DATA FOR THE TASK →
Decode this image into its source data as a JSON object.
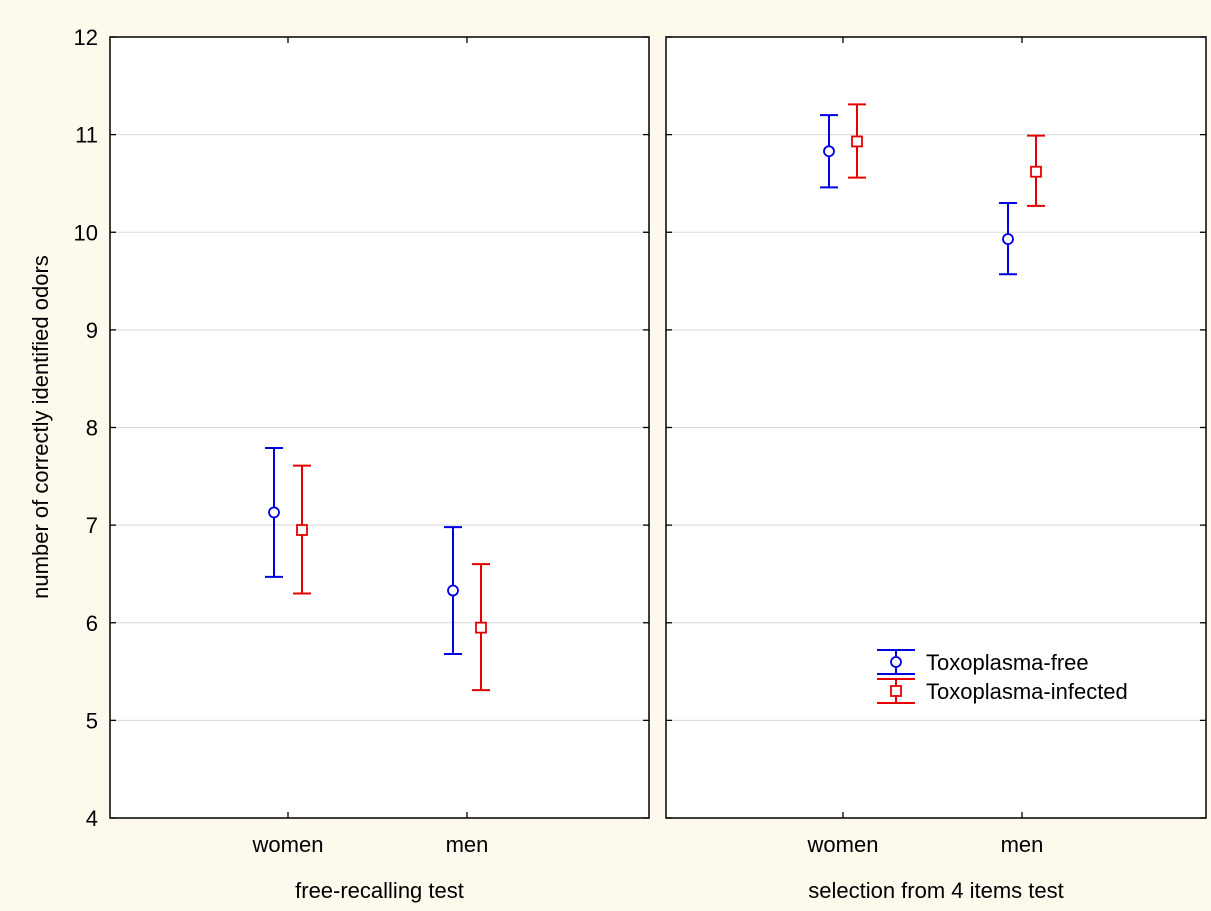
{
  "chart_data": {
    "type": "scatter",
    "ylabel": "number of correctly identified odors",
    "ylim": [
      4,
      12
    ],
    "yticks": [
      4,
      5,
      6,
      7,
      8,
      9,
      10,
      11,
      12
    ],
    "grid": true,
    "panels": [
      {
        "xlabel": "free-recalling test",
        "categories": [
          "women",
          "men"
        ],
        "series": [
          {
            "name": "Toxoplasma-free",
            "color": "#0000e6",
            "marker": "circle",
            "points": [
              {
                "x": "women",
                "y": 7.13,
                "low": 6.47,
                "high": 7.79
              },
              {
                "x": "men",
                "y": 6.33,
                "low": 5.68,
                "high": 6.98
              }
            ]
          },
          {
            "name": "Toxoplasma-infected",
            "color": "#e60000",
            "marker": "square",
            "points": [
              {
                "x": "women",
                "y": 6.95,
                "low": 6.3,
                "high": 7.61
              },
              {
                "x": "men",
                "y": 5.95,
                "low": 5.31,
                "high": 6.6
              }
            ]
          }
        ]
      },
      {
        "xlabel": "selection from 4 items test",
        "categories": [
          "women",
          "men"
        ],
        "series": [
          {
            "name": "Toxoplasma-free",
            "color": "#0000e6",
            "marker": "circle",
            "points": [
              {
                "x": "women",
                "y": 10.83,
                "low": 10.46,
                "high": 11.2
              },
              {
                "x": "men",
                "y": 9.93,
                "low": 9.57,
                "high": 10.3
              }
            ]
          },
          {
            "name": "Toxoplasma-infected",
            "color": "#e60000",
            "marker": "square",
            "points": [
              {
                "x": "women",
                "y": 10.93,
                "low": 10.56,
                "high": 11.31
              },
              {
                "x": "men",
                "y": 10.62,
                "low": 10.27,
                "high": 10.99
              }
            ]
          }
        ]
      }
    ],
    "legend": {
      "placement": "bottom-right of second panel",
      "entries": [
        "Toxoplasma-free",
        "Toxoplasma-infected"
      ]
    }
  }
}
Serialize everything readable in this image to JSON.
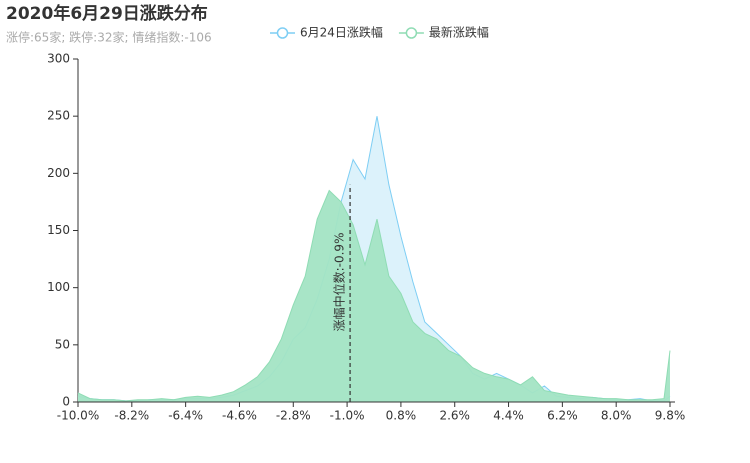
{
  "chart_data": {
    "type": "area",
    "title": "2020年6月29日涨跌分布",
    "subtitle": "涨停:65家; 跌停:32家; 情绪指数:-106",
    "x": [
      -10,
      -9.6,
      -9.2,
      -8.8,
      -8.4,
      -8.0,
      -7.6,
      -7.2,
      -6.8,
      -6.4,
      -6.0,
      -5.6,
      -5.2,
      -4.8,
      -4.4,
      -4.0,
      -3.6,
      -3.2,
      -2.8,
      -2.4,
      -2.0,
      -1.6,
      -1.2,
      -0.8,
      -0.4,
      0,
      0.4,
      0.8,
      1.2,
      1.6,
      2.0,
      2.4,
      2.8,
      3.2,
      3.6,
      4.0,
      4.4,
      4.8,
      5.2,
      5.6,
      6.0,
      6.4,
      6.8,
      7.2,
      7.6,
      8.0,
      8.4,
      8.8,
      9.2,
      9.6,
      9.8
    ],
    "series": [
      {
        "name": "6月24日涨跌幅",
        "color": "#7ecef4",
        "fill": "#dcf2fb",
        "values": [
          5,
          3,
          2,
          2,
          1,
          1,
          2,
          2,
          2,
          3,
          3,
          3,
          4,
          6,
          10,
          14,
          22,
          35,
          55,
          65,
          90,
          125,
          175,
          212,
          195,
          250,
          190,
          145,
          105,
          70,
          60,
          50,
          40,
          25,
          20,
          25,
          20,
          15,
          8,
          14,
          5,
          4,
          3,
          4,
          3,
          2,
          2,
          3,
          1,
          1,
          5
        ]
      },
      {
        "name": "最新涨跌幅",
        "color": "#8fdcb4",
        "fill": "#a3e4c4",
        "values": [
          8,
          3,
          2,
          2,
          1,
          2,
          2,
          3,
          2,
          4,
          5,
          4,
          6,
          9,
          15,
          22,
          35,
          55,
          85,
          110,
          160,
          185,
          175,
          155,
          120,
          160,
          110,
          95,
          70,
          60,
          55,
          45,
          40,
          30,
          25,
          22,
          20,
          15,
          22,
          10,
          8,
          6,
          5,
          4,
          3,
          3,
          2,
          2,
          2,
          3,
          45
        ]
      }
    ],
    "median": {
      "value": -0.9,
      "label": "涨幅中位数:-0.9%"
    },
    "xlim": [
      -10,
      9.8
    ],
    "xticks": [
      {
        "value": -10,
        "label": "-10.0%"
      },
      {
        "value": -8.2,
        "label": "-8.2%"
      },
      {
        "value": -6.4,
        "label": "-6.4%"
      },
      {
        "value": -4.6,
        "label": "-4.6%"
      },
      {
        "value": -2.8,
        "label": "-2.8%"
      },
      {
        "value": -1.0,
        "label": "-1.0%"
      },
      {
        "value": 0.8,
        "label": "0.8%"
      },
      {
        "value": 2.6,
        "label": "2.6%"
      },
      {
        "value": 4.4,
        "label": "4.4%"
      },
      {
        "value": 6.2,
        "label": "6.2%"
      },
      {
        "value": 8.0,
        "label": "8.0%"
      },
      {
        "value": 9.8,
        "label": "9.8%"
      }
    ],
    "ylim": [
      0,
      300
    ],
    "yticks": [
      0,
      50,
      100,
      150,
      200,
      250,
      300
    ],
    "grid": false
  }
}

TASK PROMPT →
Write out the listing above again, exactly, but with no pictures in the copy.

EXERCISE RESULT →
Decode this image into its source data as a JSON object.
{
  "chart_data": {
    "type": "scatter",
    "ylabel": "number of correctly identified odors",
    "ylim": [
      4,
      12
    ],
    "yticks": [
      4,
      5,
      6,
      7,
      8,
      9,
      10,
      11,
      12
    ],
    "grid": true,
    "panels": [
      {
        "xlabel": "free-recalling test",
        "categories": [
          "women",
          "men"
        ],
        "series": [
          {
            "name": "Toxoplasma-free",
            "color": "#0000e6",
            "marker": "circle",
            "points": [
              {
                "x": "women",
                "y": 7.13,
                "low": 6.47,
                "high": 7.79
              },
              {
                "x": "men",
                "y": 6.33,
                "low": 5.68,
                "high": 6.98
              }
            ]
          },
          {
            "name": "Toxoplasma-infected",
            "color": "#e60000",
            "marker": "square",
            "points": [
              {
                "x": "women",
                "y": 6.95,
                "low": 6.3,
                "high": 7.61
              },
              {
                "x": "men",
                "y": 5.95,
                "low": 5.31,
                "high": 6.6
              }
            ]
          }
        ]
      },
      {
        "xlabel": "selection from 4 items test",
        "categories": [
          "women",
          "men"
        ],
        "series": [
          {
            "name": "Toxoplasma-free",
            "color": "#0000e6",
            "marker": "circle",
            "points": [
              {
                "x": "women",
                "y": 10.83,
                "low": 10.46,
                "high": 11.2
              },
              {
                "x": "men",
                "y": 9.93,
                "low": 9.57,
                "high": 10.3
              }
            ]
          },
          {
            "name": "Toxoplasma-infected",
            "color": "#e60000",
            "marker": "square",
            "points": [
              {
                "x": "women",
                "y": 10.93,
                "low": 10.56,
                "high": 11.31
              },
              {
                "x": "men",
                "y": 10.62,
                "low": 10.27,
                "high": 10.99
              }
            ]
          }
        ]
      }
    ],
    "legend": {
      "placement": "bottom-right of second panel",
      "entries": [
        "Toxoplasma-free",
        "Toxoplasma-infected"
      ]
    }
  }
}
Serialize everything readable in this image to JSON.
{
  "chart_data": {
    "type": "area",
    "title": "2020年6月29日涨跌分布",
    "subtitle": "涨停:65家; 跌停:32家; 情绪指数:-106",
    "x": [
      -10,
      -9.6,
      -9.2,
      -8.8,
      -8.4,
      -8.0,
      -7.6,
      -7.2,
      -6.8,
      -6.4,
      -6.0,
      -5.6,
      -5.2,
      -4.8,
      -4.4,
      -4.0,
      -3.6,
      -3.2,
      -2.8,
      -2.4,
      -2.0,
      -1.6,
      -1.2,
      -0.8,
      -0.4,
      0,
      0.4,
      0.8,
      1.2,
      1.6,
      2.0,
      2.4,
      2.8,
      3.2,
      3.6,
      4.0,
      4.4,
      4.8,
      5.2,
      5.6,
      6.0,
      6.4,
      6.8,
      7.2,
      7.6,
      8.0,
      8.4,
      8.8,
      9.2,
      9.6,
      9.8
    ],
    "series": [
      {
        "name": "6月24日涨跌幅",
        "color": "#7ecef4",
        "fill": "#dcf2fb",
        "values": [
          5,
          3,
          2,
          2,
          1,
          1,
          2,
          2,
          2,
          3,
          3,
          3,
          4,
          6,
          10,
          14,
          22,
          35,
          55,
          65,
          90,
          125,
          175,
          212,
          195,
          250,
          190,
          145,
          105,
          70,
          60,
          50,
          40,
          25,
          20,
          25,
          20,
          15,
          8,
          14,
          5,
          4,
          3,
          4,
          3,
          2,
          2,
          3,
          1,
          1,
          5
        ]
      },
      {
        "name": "最新涨跌幅",
        "color": "#8fdcb4",
        "fill": "#a3e4c4",
        "values": [
          8,
          3,
          2,
          2,
          1,
          2,
          2,
          3,
          2,
          4,
          5,
          4,
          6,
          9,
          15,
          22,
          35,
          55,
          85,
          110,
          160,
          185,
          175,
          155,
          120,
          160,
          110,
          95,
          70,
          60,
          55,
          45,
          40,
          30,
          25,
          22,
          20,
          15,
          22,
          10,
          8,
          6,
          5,
          4,
          3,
          3,
          2,
          2,
          2,
          3,
          45
        ]
      }
    ],
    "median": {
      "value": -0.9,
      "label": "涨幅中位数:-0.9%"
    },
    "xlim": [
      -10,
      9.8
    ],
    "xticks": [
      {
        "value": -10,
        "label": "-10.0%"
      },
      {
        "value": -8.2,
        "label": "-8.2%"
      },
      {
        "value": -6.4,
        "label": "-6.4%"
      },
      {
        "value": -4.6,
        "label": "-4.6%"
      },
      {
        "value": -2.8,
        "label": "-2.8%"
      },
      {
        "value": -1.0,
        "label": "-1.0%"
      },
      {
        "value": 0.8,
        "label": "0.8%"
      },
      {
        "value": 2.6,
        "label": "2.6%"
      },
      {
        "value": 4.4,
        "label": "4.4%"
      },
      {
        "value": 6.2,
        "label": "6.2%"
      },
      {
        "value": 8.0,
        "label": "8.0%"
      },
      {
        "value": 9.8,
        "label": "9.8%"
      }
    ],
    "ylim": [
      0,
      300
    ],
    "yticks": [
      0,
      50,
      100,
      150,
      200,
      250,
      300
    ],
    "grid": false
  }
}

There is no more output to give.